## TRECHO FORNECIDO
####
São Paulo, 23 (AE) - O consumidor é o maior beneficiado com a chegada de uma nova empresa para competir com a Telefônica
a antiga Telesp, no mercado de telefonia fixa de São Paulo. Até a própria Telefônica admite isso, mas nem todos os paulistas saem ganhando na mesma proporção. Segundo especialistas, a concorrência vai acontecer inicialmente apenas no mercado dos grandes clientes.
A Megatel, consórcio que arrematou a chamada "empresa-espelho" da Telesp, deverá atacar principalmente os clientes corporativos, formado por empresas com muitas linhas e que pagam contas telefônicas mais elevadas ao fim de cada mês. O segundo passo será estender o serviço para os bairros nobres, de renda mais elevada, onde os assinantes falam mais ao telefone e estão dispostos a pagar por serviços de valor agregado.
####
Reescreva a notícia sobre telefonia fixa de "São Paulo, 23" até "de valor agregado.", inclusive, trocando "consumidor" por "cliente". Não é preciso usar as linhas abaixo.

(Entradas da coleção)
####
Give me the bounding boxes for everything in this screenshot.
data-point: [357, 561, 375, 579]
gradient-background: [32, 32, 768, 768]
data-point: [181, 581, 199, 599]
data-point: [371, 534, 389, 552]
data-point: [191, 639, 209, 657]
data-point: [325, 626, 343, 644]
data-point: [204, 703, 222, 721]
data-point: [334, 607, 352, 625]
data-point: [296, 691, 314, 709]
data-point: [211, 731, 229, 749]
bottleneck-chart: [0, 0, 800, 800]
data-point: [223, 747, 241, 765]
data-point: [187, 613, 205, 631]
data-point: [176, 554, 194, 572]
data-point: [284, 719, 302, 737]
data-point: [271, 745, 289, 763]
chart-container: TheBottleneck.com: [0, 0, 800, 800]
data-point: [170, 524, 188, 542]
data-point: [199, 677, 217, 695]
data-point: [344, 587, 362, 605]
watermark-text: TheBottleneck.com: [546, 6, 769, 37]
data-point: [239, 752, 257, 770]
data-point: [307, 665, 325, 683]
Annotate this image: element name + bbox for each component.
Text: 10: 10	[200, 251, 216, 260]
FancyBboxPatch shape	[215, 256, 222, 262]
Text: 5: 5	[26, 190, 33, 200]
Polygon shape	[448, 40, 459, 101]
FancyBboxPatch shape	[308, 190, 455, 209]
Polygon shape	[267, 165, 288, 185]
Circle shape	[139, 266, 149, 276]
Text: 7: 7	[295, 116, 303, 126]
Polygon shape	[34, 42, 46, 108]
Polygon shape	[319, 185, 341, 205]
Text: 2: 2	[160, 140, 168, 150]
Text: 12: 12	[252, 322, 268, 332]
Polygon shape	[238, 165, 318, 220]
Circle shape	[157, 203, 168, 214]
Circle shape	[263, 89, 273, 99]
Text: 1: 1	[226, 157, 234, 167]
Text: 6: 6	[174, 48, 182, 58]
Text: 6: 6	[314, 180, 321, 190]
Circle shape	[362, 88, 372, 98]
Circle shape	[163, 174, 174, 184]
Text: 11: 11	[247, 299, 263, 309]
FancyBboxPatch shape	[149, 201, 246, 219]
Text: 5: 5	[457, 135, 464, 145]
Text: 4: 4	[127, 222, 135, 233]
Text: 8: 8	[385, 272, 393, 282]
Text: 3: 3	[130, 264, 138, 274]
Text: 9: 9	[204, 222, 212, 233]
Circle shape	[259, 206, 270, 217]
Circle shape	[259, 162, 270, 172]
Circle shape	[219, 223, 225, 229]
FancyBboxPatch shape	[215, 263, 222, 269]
####
## RESPOSTA DO EXERCÍCIO
São Paulo, 23 (AE) - O cliente é o maior beneficiado com a chegada de uma nova empresa para competir com a Telefônica
a antiga Telesp, no mercado de telefonia fixa de São Paulo. Até a própria Telefônica admite isso, mas nem todos os paulistas saem ganhando na mesma proporção. Segundo especialistas, a concorrência vai acontecer inicialmente apenas no mercado dos grandes clientes.
A Megatel, consórcio que arrematou a chamada "empresa-espelho" da Telesp, deverá atacar principalmente os clientes corporativos, formado por empresas com muitas linhas e que pagam contas telefônicas mais elevadas ao fim de cada mês. O segundo passo será estender o serviço para os bairros nobres, de renda mais elevada, onde os assinantes falam mais ao telefone e estão dispostos a pagar por serviços de valor agregado.